From the entries below, copy every line that holds the word "первичный".

Data rows

┏━━

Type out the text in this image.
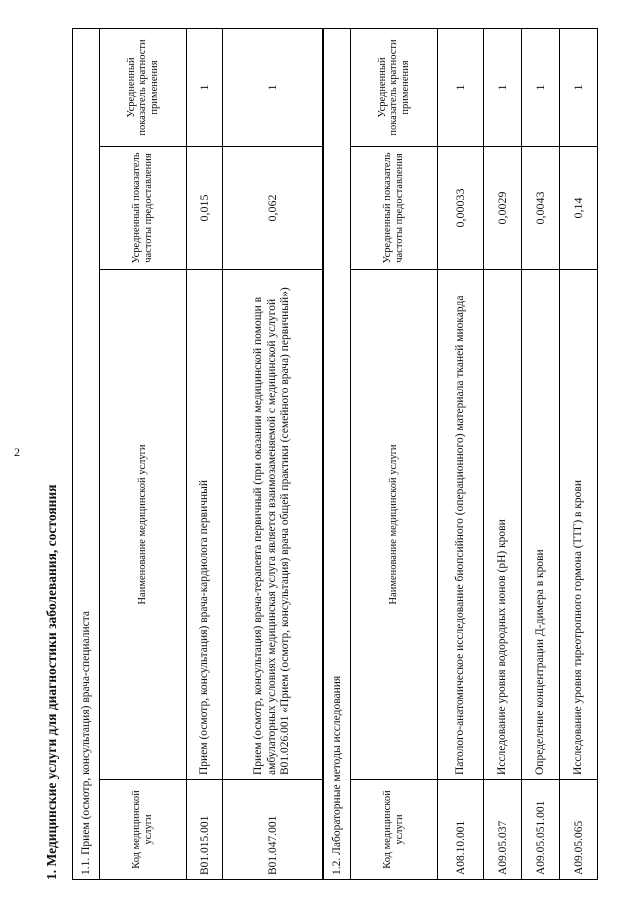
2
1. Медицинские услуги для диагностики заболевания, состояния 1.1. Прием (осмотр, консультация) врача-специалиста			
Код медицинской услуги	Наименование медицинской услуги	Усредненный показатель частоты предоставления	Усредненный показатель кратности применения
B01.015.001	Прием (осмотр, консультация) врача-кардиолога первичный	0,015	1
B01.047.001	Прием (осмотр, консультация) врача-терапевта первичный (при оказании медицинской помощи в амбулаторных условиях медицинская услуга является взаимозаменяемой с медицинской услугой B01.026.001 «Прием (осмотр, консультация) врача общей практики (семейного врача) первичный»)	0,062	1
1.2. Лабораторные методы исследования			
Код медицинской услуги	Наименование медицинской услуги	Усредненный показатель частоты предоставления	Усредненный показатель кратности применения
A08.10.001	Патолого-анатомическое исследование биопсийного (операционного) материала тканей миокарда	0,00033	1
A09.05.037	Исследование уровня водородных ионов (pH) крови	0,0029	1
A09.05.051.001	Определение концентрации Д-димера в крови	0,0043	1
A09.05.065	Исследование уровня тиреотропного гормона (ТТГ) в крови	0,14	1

┗━━
┏━━

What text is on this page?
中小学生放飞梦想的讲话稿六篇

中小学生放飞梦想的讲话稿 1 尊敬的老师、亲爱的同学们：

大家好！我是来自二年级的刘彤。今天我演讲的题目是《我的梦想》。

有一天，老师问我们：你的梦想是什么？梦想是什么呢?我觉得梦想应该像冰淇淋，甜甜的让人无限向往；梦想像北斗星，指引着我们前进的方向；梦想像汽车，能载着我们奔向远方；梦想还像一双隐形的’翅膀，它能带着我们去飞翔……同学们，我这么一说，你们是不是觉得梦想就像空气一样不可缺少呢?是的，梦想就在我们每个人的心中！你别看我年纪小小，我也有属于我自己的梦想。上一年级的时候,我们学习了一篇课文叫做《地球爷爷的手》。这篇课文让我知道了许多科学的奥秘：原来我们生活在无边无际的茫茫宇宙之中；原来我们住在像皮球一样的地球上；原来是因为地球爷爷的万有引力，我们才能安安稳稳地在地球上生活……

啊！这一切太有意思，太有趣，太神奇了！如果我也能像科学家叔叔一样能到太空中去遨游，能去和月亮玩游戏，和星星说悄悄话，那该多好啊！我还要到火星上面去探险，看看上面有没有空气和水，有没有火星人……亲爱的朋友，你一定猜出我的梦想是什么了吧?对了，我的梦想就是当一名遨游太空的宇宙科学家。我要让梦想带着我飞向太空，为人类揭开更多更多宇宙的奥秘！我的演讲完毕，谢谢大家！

┗━━

Task result
B01.015.001	Прием (осмотр, консультация) врача-кардиолога первичный	0,015	1
B01.047.001	Прием (осмотр, консультация) врача-терапевта первичный (при оказании медицинской помощи в амбулаторных условиях медицинская услуга является взаимозаменяемой с медицинской услугой B01.026.001 «Прием (осмотр, консультация) врача общей практики (семейного врача) первичный»)	0,062	1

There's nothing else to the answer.